### [INSTRUCTIONS FOR THE TASK]
Lines containing the word "phép" should be extracted in full.

### [SOURCE MATERIAL]
BEGIN

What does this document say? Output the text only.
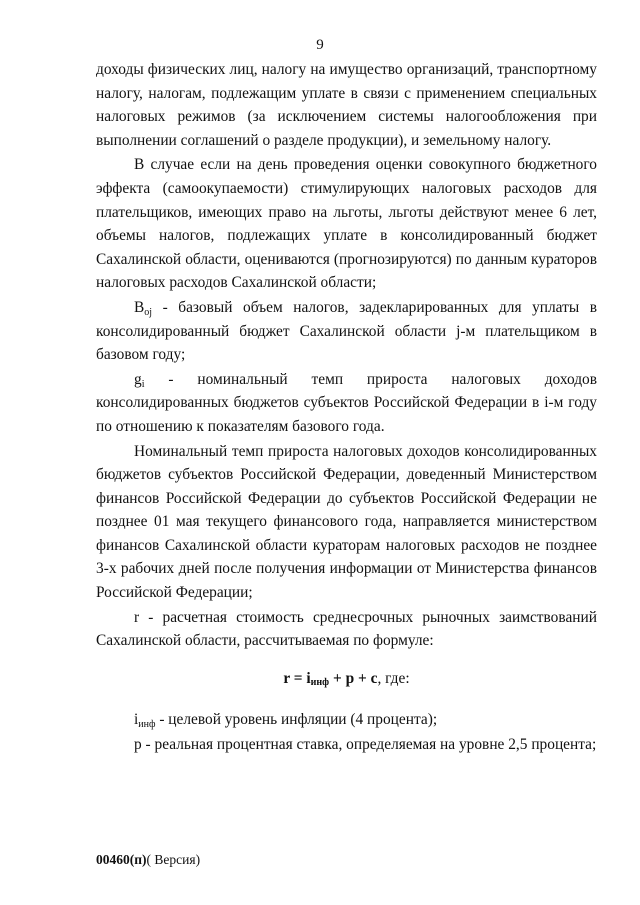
9

доходы физических лиц, налогу на имущество организаций, транспортному налогу, налогам, подлежащим уплате в связи с применением специальных налоговых режимов (за исключением системы налогообложения при выполнении соглашений о разделе продукции), и земельному налогу.

В случае если на день проведения оценки совокупного бюджетного эффекта (самоокупаемости) стимулирующих налоговых расходов для плательщиков, имеющих право на льготы, льготы действуют менее 6 лет, объемы налогов, подлежащих уплате в консолидированный бюджет Сахалинской области, оцениваются (прогнозируются) по данным кураторов налоговых расходов Сахалинской области;

$B_{oj}$ - базовый объем налогов, задекларированных для уплаты в консолидированный бюджет Сахалинской области j-м плательщиком в базовом году;

$g_i$ - номинальный темп прироста налоговых доходов консолидированных бюджетов субъектов Российской Федерации в i-м году по отношению к показателям базового года.

Номинальный темп прироста налоговых доходов консолидированных бюджетов субъектов Российской Федерации, доведенный Министерством финансов Российской Федерации до субъектов Российской Федерации не позднее 01 мая текущего финансового года, направляется министерством финансов Сахалинской области кураторам налоговых расходов не позднее 3-х рабочих дней после получения информации от Министерства финансов Российской Федерации;

r - расчетная стоимость среднесрочных рыночных заимствований Сахалинской области, рассчитываемая по формуле:

$r = i_{инф} + p + c$, где:

$i_{инф}$ - целевой уровень инфляции (4 процента);

p - реальная процентная ставка, определяемая на уровне 2,5 процента;

00460(п)( Версия)
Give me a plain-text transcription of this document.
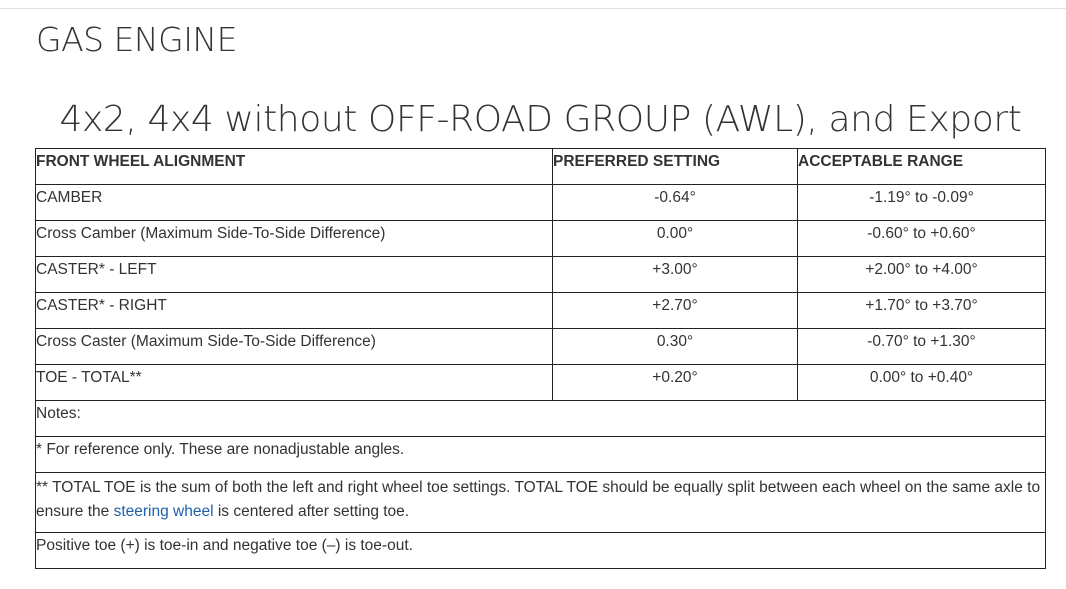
GAS ENGINE
4x2, 4x4 without OFF-ROAD GROUP (AWL), and Export
FRONT WHEEL ALIGNMENT	PREFERRED SETTING	ACCEPTABLE RANGE
CAMBER	-0.64°	-1.19° to -0.09°
Cross Camber (Maximum Side-To-Side Difference)	0.00°	-0.60° to +0.60°
CASTER* - LEFT	+3.00°	+2.00° to +4.00°
CASTER* - RIGHT	+2.70°	+1.70° to +3.70°
Cross Caster (Maximum Side-To-Side Difference)	0.30°	-0.70° to +1.30°
TOE - TOTAL**	+0.20°	0.00° to +0.40°
Notes:		
* For reference only. These are nonadjustable angles.		
** TOTAL TOE is the sum of both the left and right wheel toe settings. TOTAL TOE should be equally split between each wheel on the same axle to ensure the steering wheel is centered after setting toe.		
Positive toe (+) is toe-in and negative toe (–) is toe-out.		
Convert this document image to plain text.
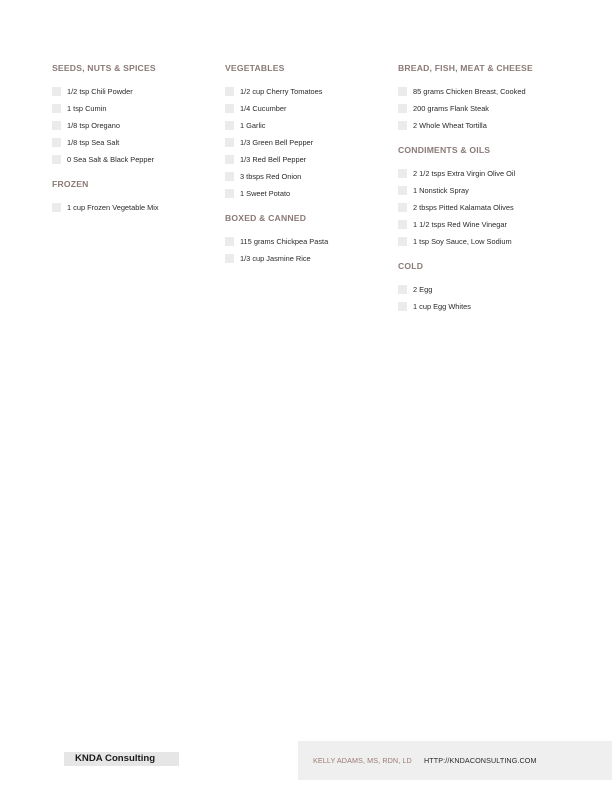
SEEDS, NUTS & SPICES
1/2 tsp Chili Powder
1 tsp Cumin
1/8 tsp Oregano
1/8 tsp Sea Salt
0 Sea Salt & Black Pepper
FROZEN
1 cup Frozen Vegetable Mix
VEGETABLES
1/2 cup Cherry Tomatoes
1/4 Cucumber
1 Garlic
1/3 Green Bell Pepper
1/3 Red Bell Pepper
3 tbsps Red Onion
1 Sweet Potato
BOXED & CANNED
115 grams Chickpea Pasta
1/3 cup Jasmine Rice
BREAD, FISH, MEAT & CHEESE
85 grams Chicken Breast, Cooked
200 grams Flank Steak
2 Whole Wheat Tortilla
CONDIMENTS & OILS
2 1/2 tsps Extra Virgin Olive Oil
1 Nonstick Spray
2 tbsps Pitted Kalamata Olives
1 1/2 tsps Red Wine Vinegar
1 tsp Soy Sauce, Low Sodium
COLD
2 Egg
1 cup Egg Whites
KNDA Consulting	KELLY ADAMS, MS, RDN, LD HTTP://KNDACONSULTING.COM
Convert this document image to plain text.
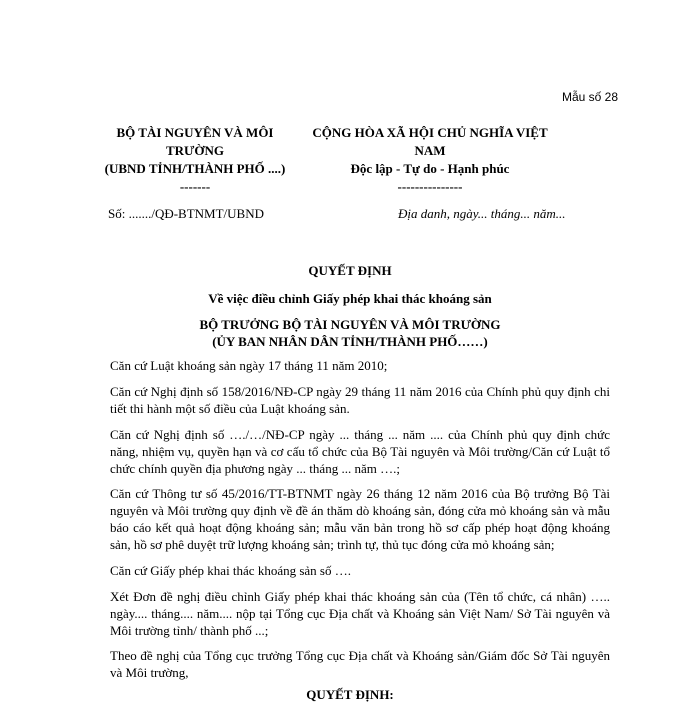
Mẫu số 28
BỘ TÀI NGUYÊN VÀ MÔI
TRƯỜNG
(UBND TỈNH/THÀNH PHỐ ....)
-------
CỘNG HÒA XÃ HỘI CHỦ NGHĨA VIỆT
NAM
Độc lập - Tự do - Hạnh phúc
---------------
Số: ......./QĐ-BTNMT/UBND	Địa danh, ngày... tháng... năm...
QUYẾT ĐỊNH
Về việc điều chỉnh Giấy phép khai thác khoáng sản
BỘ TRƯỞNG BỘ TÀI NGUYÊN VÀ MÔI TRƯỜNG
(ỦY BAN NHÂN DÂN TỈNH/THÀNH PHỐ……)
Căn cứ Luật khoáng sản ngày 17 tháng 11 năm 2010;
Căn cứ Nghị định số 158/2016/NĐ-CP ngày 29 tháng 11 năm 2016 của Chính phủ quy định chi tiết thi hành một số điều của Luật khoáng sản.
Căn cứ Nghị định số …./…/NĐ-CP ngày ... tháng ... năm .... của Chính phủ quy định chức năng, nhiệm vụ, quyền hạn và cơ cấu tổ chức của Bộ Tài nguyên và Môi trường/Căn cứ Luật tổ chức chính quyền địa phương ngày ... tháng ... năm ….;
Căn cứ Thông tư số 45/2016/TT-BTNMT ngày 26 tháng 12 năm 2016 của Bộ trưởng Bộ Tài nguyên và Môi trường quy định về đề án thăm dò khoáng sản, đóng cửa mỏ khoáng sản và mẫu báo cáo kết quả hoạt động khoáng sản; mẫu văn bản trong hồ sơ cấp phép hoạt động khoáng sản, hồ sơ phê duyệt trữ lượng khoáng sản; trình tự, thủ tục đóng cửa mỏ khoáng sản;
Căn cứ Giấy phép khai thác khoáng sản số ….
Xét Đơn đề nghị điều chỉnh Giấy phép khai thác khoáng sản của (Tên tổ chức, cá nhân) ….. ngày.... tháng.... năm.... nộp tại Tổng cục Địa chất và Khoáng sản Việt Nam/ Sở Tài nguyên và Môi trường tỉnh/ thành phố ...;
Theo đề nghị của Tổng cục trưởng Tổng cục Địa chất và Khoáng sản/Giám đốc Sở Tài nguyên và Môi trường,
QUYẾT ĐỊNH:
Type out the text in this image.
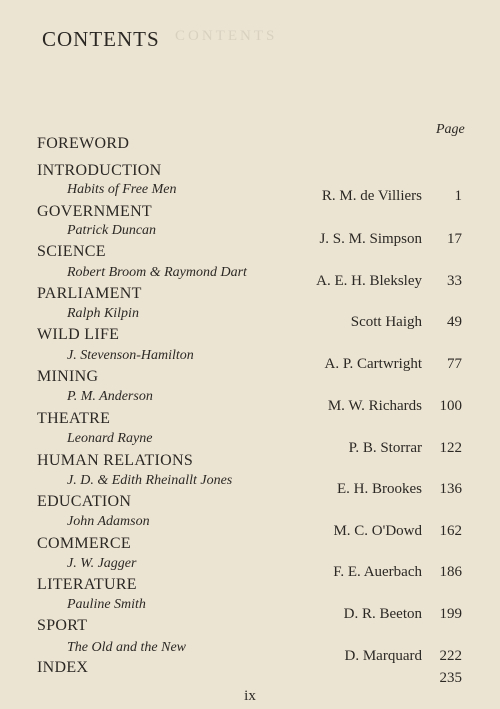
CONTENTS
CONTENTS
Page
FOREWORD
INTRODUCTION
Habits of Free Men	R. M. de Villiers 1
GOVERNMENT
Patrick Duncan
J. S. M. Simpson 17
SCIENCE
Robert Broom & Raymond Dart
A. E. H. Bleksley 33
PARLIAMENT
Ralph Kilpin
Scott Haigh 49
WILD LIFE
J. Stevenson-Hamilton
A. P. Cartwright 77
MINING
P. M. Anderson
M. W. Richards 100
THEATRE
Leonard Rayne
P. B. Storrar 122
HUMAN RELATIONS
J. D. & Edith Rheinallt Jones
E. H. Brookes 136
EDUCATION
John Adamson
M. C. O'Dowd 162
COMMERCE
J. W. Jagger
F. E. Auerbach 186
LITERATURE
Pauline Smith
D. R. Beeton 199
SPORT
The Old and the New
D. Marquard 222
INDEX
235
ix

END

### [SOLUTION FOR THIS PROBLEM]
Về việc điều chỉnh Giấy phép khai thác khoáng sản
Căn cứ Thông tư số 45/2016/TT-BTNMT ngày 26 tháng 12 năm 2016 của Bộ trưởng Bộ Tài nguyên và Môi trường quy định về đề án thăm dò khoáng sản, đóng cửa mỏ khoáng sản và mẫu báo cáo kết quả hoạt động khoáng sản; mẫu văn bản trong hồ sơ cấp phép hoạt động khoáng sản, hồ sơ phê duyệt trữ lượng khoáng sản; trình tự, thủ tục đóng cửa mỏ khoáng sản;
Căn cứ Giấy phép khai thác khoáng sản số ….
Xét Đơn đề nghị điều chỉnh Giấy phép khai thác khoáng sản của (Tên tổ chức, cá nhân) ….. ngày.... tháng.... năm.... nộp tại Tổng cục Địa chất và Khoáng sản Việt Nam/ Sở Tài nguyên và Môi trường tỉnh/ thành phố ...;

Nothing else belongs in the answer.